Brief – In the listing below, count each line containing "평가하는" and answer with the count only.

— Start of Dataset rows —

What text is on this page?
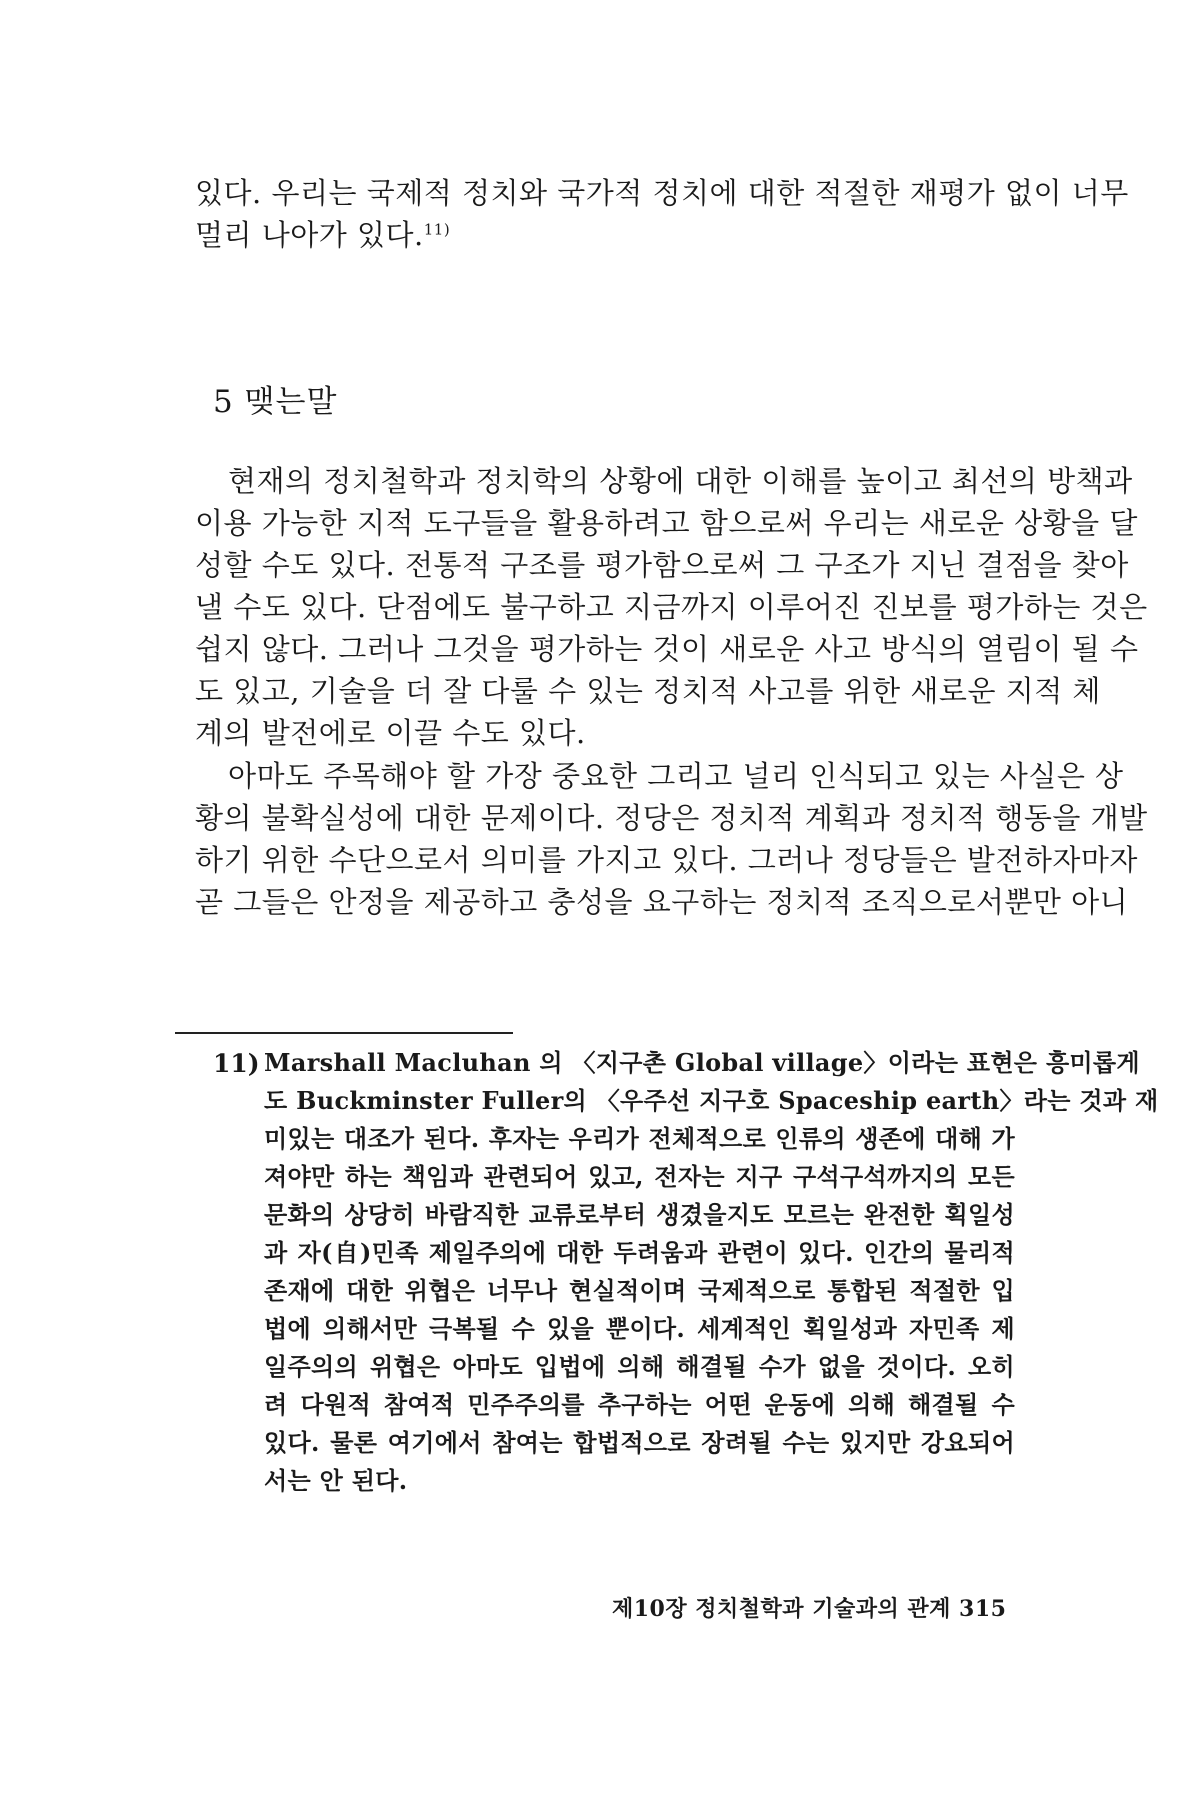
있다. 우리는 국제적 정치와 국가적 정치에 대한 적절한 재평가 없이 너무
멀리 나아가 있다.$^{11)}$
5 맺는말
현재의 정치철학과 정치학의 상황에 대한 이해를 높이고 최선의 방책과
이용 가능한 지적 도구들을 활용하려고 함으로써 우리는 새로운 상황을 달
성할 수도 있다. 전통적 구조를 평가함으로써 그 구조가 지닌 결점을 찾아
낼 수도 있다. 단점에도 불구하고 지금까지 이루어진 진보를 평가하는 것은
쉽지 않다. 그러나 그것을 평가하는 것이 새로운 사고 방식의 열림이 될 수
도 있고, 기술을 더 잘 다룰 수 있는 정치적 사고를 위한 새로운 지적 체
계의 발전에로 이끌 수도 있다.
아마도 주목해야 할 가장 중요한 그리고 널리 인식되고 있는 사실은 상
황의 불확실성에 대한 문제이다. 정당은 정치적 계획과 정치적 행동을 개발
하기 위한 수단으로서 의미를 가지고 있다. 그러나 정당들은 발전하자마자
곧 그들은 안정을 제공하고 충성을 요구하는 정치적 조직으로서뿐만 아니
11) Marshall Macluhan 의 〈지구촌 Global village〉이라는 표현은 흥미롭게
도 Buckminster Fuller의 〈우주선 지구호 Spaceship earth〉라는 것과 재
미있는 대조가 된다. 후자는 우리가 전체적으로 인류의 생존에 대해 가
져야만 하는 책임과 관련되어 있고, 전자는 지구 구석구석까지의 모든
문화의 상당히 바람직한 교류로부터 생겼을지도 모르는 완전한 획일성
과 자(自)민족 제일주의에 대한 두려움과 관련이 있다. 인간의 물리적
존재에 대한 위협은 너무나 현실적이며 국제적으로 통합된 적절한 입
법에 의해서만 극복될 수 있을 뿐이다. 세계적인 획일성과 자민족 제
일주의의 위협은 아마도 입법에 의해 해결될 수가 없을 것이다. 오히
려 다원적 참여적 민주주의를 추구하는 어떤 운동에 의해 해결될 수
있다. 물론 여기에서 참여는 합법적으로 장려될 수는 있지만 강요되어
서는 안 된다.
제10장 정치철학과 기술과의 관계 315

— End of Dataset rows —

Expected output – 2